### STATED GOAL
From the listing below, pull out the lines that hold "Expires".

>>>>>

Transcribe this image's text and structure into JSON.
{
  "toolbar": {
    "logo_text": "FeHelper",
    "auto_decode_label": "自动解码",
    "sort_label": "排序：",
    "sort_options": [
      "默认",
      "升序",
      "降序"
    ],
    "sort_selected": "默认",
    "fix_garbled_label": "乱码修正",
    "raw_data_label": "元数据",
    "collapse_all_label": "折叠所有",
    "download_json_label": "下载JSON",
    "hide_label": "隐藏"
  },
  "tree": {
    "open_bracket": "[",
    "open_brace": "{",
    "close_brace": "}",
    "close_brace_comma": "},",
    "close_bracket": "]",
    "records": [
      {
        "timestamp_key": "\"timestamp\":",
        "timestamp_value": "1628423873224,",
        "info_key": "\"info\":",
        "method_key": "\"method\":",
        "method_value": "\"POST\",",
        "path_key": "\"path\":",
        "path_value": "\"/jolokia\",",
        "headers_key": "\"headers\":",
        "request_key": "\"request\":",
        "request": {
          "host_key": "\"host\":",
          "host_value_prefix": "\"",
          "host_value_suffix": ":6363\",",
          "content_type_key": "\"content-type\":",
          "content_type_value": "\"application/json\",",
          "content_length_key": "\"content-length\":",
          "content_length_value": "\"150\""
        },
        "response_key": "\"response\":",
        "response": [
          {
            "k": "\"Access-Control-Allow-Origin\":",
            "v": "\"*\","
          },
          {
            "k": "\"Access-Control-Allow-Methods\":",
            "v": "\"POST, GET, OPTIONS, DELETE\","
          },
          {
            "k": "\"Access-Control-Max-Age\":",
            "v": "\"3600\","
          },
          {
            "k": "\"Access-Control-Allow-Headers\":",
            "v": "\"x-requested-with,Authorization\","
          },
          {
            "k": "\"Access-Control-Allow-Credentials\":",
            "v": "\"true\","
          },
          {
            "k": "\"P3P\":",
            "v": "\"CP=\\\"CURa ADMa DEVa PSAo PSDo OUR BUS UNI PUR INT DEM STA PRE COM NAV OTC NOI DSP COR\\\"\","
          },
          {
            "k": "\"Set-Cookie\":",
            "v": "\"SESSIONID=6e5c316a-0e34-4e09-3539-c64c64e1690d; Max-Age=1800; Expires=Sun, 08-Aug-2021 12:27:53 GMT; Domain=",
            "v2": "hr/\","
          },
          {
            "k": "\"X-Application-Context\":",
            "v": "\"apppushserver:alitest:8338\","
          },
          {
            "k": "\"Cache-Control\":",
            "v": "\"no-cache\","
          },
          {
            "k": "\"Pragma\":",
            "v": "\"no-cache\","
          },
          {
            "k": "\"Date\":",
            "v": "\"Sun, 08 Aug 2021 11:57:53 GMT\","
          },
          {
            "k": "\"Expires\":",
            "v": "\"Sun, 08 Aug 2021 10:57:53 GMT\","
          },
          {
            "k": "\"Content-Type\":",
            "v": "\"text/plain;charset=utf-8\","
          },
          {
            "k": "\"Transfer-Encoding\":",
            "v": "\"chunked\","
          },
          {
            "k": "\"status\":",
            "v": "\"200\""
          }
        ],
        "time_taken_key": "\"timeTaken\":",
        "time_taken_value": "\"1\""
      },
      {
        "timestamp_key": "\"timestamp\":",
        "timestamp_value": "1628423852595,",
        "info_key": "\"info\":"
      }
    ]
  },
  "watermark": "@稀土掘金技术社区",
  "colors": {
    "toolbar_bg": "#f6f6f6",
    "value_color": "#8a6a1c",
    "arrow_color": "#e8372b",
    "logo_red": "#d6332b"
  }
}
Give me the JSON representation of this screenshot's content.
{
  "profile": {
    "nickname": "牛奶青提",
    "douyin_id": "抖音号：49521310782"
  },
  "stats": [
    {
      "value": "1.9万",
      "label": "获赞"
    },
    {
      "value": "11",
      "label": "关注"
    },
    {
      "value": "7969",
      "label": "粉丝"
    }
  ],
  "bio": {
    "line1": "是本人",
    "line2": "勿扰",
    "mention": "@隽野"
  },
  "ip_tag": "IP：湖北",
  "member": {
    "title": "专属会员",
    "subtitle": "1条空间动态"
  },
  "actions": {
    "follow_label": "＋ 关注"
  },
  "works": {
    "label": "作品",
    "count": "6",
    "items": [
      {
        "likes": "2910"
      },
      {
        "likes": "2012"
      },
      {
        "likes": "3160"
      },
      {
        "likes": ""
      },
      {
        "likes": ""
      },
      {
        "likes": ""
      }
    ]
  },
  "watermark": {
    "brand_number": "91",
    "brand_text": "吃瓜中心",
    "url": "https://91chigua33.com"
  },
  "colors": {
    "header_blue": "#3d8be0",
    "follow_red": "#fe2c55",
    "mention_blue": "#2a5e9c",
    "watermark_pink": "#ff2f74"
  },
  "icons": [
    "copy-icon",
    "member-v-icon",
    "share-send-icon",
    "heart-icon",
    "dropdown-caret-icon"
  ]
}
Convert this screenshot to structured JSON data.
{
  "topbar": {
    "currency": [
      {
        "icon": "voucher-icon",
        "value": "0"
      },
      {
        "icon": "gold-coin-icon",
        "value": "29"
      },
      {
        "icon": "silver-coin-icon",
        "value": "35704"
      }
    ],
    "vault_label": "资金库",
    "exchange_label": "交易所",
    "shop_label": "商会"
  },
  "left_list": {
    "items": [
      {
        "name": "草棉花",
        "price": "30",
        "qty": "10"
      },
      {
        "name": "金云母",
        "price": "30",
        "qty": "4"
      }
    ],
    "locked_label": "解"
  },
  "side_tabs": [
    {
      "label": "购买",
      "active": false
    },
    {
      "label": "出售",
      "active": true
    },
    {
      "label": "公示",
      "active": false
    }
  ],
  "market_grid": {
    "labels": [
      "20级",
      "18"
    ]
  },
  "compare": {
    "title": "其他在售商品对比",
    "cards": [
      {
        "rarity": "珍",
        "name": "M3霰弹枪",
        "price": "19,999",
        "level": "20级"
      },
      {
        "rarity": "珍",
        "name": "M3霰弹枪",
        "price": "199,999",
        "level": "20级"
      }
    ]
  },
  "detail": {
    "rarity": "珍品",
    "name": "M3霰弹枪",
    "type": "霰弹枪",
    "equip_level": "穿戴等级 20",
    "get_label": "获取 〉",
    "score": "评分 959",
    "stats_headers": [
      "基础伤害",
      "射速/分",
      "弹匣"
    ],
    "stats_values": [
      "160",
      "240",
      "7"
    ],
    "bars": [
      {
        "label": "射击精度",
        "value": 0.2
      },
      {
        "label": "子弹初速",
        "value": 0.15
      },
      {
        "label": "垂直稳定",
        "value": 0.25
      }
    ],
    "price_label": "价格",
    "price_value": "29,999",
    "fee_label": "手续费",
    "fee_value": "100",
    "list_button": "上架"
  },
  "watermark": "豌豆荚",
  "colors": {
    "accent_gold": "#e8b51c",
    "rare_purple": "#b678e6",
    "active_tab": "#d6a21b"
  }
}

<<<<<

### SOLUTION FOR THIS PROBLEM
            "v": "\"SESSIONID=6e5c316a-0e34-4e09-3539-c64c64e1690d; Max-Age=1800; Expires=Sun, 08-Aug-2021 12:27:53 GMT; Domain=",
            "k": "\"Expires\":",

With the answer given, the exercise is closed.